# Chart and figure data
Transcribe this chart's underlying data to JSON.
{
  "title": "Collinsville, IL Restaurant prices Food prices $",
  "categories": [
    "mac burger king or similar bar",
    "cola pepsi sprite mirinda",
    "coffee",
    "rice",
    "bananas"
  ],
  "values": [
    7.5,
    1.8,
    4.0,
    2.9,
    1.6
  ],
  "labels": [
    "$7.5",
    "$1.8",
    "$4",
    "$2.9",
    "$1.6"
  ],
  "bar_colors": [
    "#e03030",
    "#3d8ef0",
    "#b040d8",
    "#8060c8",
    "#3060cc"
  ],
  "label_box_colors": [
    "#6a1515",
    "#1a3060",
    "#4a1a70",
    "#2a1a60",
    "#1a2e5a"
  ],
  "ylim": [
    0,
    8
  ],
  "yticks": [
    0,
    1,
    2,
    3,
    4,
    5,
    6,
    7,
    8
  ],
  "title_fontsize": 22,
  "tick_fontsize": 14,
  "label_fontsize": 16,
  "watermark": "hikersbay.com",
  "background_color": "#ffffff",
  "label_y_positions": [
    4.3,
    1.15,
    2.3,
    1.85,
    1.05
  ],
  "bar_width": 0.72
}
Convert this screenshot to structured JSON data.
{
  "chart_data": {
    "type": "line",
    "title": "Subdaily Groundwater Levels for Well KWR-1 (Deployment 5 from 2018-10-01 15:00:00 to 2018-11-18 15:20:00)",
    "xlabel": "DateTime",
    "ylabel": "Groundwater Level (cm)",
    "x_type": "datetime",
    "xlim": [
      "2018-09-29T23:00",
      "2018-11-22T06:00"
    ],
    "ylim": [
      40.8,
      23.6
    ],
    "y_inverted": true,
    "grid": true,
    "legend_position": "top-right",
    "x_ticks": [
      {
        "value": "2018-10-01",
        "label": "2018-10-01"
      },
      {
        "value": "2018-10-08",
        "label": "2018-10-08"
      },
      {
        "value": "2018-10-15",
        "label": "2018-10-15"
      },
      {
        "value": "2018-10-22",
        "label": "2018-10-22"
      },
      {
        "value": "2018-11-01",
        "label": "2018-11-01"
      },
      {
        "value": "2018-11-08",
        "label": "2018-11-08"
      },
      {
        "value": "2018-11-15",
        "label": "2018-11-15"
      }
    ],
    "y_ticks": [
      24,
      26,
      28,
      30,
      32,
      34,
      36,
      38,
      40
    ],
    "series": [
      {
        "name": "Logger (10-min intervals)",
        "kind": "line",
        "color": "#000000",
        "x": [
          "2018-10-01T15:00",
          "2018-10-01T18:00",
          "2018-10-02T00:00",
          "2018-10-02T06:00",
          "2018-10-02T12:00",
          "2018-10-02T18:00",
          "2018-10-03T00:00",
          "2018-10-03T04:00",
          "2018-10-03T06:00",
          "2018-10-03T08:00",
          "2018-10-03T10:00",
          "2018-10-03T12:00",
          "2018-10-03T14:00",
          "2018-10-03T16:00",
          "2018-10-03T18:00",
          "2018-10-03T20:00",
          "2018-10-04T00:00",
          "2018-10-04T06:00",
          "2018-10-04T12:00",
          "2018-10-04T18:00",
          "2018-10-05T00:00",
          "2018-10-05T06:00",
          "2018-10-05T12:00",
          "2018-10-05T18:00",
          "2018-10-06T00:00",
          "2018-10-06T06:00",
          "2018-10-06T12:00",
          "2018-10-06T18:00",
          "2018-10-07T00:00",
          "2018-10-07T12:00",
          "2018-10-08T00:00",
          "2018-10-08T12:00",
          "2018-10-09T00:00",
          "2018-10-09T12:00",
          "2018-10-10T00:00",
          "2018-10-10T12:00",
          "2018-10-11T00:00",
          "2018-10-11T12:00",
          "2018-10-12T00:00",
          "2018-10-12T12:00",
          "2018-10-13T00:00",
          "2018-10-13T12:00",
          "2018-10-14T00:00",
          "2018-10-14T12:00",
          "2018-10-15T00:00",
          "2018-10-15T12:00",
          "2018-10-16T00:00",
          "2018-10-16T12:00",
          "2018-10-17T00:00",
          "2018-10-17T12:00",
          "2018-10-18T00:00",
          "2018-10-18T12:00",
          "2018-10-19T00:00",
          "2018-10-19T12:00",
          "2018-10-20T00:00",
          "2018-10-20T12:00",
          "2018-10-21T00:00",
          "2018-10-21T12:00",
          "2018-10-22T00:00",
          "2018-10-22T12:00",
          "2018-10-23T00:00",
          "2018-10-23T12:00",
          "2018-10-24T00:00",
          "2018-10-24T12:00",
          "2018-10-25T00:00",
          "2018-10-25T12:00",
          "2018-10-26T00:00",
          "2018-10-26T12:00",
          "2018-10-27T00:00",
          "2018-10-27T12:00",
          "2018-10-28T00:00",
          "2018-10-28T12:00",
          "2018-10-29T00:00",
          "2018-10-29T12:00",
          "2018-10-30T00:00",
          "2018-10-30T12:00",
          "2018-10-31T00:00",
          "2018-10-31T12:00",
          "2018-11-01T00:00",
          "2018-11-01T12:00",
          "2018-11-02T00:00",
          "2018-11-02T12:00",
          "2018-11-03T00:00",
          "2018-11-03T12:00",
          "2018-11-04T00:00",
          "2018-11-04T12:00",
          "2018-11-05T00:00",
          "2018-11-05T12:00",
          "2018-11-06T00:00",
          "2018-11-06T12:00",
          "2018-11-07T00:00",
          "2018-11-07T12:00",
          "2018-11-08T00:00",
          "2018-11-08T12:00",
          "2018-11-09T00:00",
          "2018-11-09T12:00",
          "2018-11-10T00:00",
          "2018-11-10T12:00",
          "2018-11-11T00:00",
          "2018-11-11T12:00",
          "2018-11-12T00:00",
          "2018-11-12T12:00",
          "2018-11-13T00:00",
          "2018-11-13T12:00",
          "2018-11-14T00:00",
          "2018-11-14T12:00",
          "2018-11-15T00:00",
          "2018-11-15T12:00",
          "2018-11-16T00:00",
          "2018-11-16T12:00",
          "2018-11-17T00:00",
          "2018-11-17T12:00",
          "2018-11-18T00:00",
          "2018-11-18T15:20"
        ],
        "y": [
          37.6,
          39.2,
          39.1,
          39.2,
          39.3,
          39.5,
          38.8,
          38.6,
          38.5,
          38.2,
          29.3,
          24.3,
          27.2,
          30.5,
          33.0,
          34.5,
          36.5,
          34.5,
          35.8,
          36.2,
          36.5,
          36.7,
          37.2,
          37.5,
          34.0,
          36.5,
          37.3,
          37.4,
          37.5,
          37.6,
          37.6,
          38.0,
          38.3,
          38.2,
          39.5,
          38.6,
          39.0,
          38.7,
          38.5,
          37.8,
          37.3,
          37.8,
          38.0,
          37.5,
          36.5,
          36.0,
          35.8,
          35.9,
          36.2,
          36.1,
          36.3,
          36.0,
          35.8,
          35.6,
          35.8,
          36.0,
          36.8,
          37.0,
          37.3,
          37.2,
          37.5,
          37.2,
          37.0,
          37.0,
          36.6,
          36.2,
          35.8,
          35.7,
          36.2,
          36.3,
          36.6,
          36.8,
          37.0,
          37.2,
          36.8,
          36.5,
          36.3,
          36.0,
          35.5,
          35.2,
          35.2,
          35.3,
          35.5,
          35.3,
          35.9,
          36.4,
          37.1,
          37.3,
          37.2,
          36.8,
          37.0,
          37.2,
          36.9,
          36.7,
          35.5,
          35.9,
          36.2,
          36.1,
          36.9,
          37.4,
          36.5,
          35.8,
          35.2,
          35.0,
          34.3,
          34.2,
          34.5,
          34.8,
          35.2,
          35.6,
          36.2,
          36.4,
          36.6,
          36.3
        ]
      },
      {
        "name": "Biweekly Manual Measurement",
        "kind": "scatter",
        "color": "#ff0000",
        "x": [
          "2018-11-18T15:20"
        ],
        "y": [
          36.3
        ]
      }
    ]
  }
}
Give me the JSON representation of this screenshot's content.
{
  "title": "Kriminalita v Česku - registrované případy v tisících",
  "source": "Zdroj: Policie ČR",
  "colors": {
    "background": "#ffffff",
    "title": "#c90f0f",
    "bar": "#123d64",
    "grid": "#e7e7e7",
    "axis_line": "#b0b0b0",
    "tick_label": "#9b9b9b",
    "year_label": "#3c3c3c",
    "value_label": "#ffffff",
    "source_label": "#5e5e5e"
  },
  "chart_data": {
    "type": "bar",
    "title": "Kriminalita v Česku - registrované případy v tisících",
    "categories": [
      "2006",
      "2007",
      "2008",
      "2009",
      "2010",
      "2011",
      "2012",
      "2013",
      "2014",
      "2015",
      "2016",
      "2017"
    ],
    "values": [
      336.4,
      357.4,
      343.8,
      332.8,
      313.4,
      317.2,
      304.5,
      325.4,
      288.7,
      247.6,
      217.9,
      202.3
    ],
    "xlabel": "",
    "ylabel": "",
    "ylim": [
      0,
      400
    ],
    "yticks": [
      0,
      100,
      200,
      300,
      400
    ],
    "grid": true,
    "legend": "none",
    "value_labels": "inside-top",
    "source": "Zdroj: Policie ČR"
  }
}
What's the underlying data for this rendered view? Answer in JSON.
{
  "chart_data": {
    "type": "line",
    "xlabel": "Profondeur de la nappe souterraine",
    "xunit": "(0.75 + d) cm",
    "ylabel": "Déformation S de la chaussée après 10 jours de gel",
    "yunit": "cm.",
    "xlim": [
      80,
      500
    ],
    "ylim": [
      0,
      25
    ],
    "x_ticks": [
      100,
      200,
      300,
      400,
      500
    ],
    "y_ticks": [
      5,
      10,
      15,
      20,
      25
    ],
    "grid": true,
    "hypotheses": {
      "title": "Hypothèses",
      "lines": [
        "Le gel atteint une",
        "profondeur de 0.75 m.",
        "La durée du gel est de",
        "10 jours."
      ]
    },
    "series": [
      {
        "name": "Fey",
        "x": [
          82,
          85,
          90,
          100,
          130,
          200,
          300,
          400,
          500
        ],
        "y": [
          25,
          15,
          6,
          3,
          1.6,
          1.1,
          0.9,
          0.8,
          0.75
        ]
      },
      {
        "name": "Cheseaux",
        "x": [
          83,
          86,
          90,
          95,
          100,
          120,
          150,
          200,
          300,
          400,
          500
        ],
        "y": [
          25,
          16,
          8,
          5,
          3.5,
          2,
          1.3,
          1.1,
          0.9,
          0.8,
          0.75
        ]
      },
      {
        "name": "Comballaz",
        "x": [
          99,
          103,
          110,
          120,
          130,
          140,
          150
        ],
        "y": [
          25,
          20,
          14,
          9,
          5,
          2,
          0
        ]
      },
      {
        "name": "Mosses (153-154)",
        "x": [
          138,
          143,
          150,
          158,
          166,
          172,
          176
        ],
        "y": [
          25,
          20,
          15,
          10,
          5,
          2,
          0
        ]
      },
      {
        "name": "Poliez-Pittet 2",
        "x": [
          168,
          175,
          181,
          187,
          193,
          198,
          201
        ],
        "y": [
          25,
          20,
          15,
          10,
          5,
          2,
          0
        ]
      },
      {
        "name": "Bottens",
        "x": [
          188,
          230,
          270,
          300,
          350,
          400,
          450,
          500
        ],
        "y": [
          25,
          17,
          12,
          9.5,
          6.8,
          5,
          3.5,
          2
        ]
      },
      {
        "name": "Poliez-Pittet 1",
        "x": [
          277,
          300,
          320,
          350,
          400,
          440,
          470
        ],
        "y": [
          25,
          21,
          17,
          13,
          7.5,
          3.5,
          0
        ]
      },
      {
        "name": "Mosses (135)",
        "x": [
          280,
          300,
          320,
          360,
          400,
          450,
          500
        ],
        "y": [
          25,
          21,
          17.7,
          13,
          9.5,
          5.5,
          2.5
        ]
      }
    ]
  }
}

# Your goal
Out of the preceding entries, pull every line containing the string "ffffff".

# In response
  "background_color": "#ffffff",
    "background": "#ffffff",
    "value_label": "#ffffff",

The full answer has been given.